The phase 3 ECZTRA 3 study included 380 patients with atopic dermatitis randomly assigned 2:1 to receive subcutaneous tralokinumab 300 mg (Leo Pharma) every 2 weeks plus topical corticosteroids as needed or placebo every 2 weeks plus topical corticosteroids as needed for 16 weeks.

Boni E. Elewski

A fully human immunoglobulin G4 monoclonal antibody, tralokinumab binds to the IL-13 cytokine, preventing interaction with the IL-13 receptor, a key driver of atopic dermatitis inflammation and skin barrier dysfunction, according to the study.

In the U.S. cohort, which was more racially diverse compared with the full study population, 72 patients were in the study group, while 28 were in the placebo group. Of these, 53% were white, 29% were Black or of African descent, and 12% were Asian.

“Patients of different ethnicities respond differently to treatment, and it’s important to gather data on that,” Elewski said.

In the U.S. cohort, 40.8% of patients in the study group achieved Investigator’s Global Assessment score of 0 or 1 (clear or almost) compared with 10.7% of those in the placebo group (P < .05) at week 16. Eczema Area and Severity Index-75 was achieved in 56.3% of the study group compared with 21.4% of those in the placebo group (P < .01).

“Treatment with tralokinumab plus [topical corticosteroids] as needed allowed U.S. patients with moderate to severe atopic dermatitis to achieve and maintain improvements in disease severity compared to placebo plus [topical corticosteroids] and was well tolerated,” the authors wrote.

Adverse events in the study group were mild or moderate, and the drug was well tolerated in the U.S. population.

“We have a novel drug in development that offers help to patients with atopic dermatitis,” Elewski said. “It’s safe and effective, and it appears to work in our U.S. population, which includes a diverse group. “

DATA UNDER STUDY
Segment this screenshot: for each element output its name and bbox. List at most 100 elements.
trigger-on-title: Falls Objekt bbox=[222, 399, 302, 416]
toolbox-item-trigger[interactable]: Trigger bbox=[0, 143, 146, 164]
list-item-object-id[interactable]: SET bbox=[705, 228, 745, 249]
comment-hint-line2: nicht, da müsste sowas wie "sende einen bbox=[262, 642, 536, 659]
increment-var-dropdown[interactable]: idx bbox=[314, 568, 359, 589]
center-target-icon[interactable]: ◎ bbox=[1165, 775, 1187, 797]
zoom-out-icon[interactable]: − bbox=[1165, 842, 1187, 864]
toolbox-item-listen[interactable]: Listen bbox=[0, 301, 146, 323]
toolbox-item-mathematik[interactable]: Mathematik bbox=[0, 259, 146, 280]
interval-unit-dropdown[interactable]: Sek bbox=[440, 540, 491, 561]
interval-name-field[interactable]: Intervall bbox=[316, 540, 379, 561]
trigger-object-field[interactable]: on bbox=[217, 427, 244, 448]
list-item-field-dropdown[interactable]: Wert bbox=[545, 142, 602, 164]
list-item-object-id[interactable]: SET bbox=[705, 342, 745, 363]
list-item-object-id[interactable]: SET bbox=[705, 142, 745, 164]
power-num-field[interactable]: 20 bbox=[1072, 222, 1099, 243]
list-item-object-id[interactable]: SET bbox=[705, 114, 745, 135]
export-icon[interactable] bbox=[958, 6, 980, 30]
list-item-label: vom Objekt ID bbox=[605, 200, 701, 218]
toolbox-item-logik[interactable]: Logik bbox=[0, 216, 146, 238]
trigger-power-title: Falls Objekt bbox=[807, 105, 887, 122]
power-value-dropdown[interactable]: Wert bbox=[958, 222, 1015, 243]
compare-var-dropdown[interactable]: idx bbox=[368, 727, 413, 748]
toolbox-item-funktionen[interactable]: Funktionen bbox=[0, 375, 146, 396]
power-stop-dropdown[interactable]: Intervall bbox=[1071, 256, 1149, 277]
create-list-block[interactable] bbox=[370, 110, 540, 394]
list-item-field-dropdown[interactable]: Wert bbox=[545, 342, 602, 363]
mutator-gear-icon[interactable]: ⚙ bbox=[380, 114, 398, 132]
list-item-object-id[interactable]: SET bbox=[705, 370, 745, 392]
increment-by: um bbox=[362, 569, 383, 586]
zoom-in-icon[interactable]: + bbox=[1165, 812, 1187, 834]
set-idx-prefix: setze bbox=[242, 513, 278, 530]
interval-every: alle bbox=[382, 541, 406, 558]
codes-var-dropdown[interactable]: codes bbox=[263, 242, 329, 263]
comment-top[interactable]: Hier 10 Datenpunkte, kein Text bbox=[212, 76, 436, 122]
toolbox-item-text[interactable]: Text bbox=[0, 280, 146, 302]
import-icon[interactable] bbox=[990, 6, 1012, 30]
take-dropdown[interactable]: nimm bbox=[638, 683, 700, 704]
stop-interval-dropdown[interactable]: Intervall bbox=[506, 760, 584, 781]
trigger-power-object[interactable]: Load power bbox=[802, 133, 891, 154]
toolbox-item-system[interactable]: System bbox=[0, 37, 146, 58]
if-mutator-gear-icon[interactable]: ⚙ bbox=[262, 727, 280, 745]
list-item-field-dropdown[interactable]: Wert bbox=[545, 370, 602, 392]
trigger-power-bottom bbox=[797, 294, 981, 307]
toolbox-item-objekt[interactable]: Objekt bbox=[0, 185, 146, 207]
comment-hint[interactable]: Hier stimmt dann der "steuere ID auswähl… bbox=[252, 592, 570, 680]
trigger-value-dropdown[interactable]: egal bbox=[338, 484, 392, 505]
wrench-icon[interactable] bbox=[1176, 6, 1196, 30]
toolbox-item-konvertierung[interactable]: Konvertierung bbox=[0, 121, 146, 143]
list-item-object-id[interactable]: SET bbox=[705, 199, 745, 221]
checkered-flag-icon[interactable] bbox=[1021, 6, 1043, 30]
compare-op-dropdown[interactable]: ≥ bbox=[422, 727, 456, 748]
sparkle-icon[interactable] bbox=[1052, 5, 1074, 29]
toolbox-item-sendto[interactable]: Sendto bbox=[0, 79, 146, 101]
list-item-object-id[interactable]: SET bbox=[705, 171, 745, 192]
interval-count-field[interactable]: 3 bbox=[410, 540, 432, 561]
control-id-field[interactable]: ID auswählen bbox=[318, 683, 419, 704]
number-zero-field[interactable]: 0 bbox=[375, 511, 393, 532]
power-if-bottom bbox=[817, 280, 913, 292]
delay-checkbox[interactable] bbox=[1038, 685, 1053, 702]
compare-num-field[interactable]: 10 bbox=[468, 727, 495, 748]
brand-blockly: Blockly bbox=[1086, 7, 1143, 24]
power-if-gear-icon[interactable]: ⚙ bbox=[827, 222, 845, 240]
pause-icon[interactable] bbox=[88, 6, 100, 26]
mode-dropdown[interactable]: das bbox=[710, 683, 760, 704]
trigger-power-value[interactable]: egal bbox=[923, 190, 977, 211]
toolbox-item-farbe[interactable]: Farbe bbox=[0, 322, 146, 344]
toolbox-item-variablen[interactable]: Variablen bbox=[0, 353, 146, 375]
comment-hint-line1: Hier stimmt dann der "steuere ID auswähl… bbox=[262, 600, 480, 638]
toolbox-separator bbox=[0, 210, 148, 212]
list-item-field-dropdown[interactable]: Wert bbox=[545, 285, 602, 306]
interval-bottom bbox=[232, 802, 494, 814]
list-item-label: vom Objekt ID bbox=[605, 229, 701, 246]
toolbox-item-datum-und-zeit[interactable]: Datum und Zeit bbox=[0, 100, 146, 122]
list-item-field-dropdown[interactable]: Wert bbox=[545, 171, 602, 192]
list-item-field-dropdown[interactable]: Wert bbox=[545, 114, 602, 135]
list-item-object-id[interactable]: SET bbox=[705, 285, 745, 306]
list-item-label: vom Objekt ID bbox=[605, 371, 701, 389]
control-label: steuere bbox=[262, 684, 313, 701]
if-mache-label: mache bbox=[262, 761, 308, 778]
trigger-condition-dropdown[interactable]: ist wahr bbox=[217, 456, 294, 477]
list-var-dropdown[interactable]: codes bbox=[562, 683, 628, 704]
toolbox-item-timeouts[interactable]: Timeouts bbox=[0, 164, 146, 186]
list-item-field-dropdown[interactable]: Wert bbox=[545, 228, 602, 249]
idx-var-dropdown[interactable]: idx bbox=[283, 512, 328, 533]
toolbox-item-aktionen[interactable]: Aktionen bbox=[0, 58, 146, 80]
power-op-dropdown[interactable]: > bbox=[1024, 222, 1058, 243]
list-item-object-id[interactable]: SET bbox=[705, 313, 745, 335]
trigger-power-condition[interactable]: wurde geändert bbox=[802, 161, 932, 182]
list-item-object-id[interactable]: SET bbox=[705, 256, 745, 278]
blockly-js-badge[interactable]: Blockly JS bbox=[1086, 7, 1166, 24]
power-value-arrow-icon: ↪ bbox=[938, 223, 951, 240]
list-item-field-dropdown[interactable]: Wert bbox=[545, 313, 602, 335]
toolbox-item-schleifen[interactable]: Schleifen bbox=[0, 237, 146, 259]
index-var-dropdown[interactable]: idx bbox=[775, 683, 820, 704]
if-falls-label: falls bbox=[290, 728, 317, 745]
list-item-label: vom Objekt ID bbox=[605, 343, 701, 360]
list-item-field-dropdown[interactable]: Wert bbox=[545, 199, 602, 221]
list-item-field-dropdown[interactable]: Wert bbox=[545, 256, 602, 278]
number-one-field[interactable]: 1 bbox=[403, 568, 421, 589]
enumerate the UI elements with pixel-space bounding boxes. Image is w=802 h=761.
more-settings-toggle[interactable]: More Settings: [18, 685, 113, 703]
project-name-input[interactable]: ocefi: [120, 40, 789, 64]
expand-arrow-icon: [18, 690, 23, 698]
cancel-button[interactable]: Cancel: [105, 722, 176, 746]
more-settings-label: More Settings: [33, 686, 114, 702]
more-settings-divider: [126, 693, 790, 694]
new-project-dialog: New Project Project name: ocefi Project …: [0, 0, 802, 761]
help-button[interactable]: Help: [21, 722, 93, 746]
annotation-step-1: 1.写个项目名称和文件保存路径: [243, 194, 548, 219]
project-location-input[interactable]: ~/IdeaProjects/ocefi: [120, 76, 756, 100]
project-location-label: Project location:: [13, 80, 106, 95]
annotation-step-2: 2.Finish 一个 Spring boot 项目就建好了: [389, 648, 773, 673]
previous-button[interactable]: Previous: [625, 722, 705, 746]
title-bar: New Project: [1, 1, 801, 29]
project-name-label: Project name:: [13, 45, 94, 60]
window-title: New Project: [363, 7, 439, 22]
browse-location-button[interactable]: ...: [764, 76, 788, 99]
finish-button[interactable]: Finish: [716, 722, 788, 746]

WHAT IS BEING ASKED
In the tralokinumab article, restate the paragraph beginning "In the U.S. cohort, 40.8% of patients" as a short bulleted list that keeps its main figures.

THE ANSWER
- Week 16, U.S. cohort, Investigator's Global Assessment score of 0 or 1 (clear or almost): 40.8% in the study group vs. 10.7% with placebo (P < .05)
- Eczema Area and Severity Index-75: 56.3% in the study group vs. 21.4% with placebo (P < .01)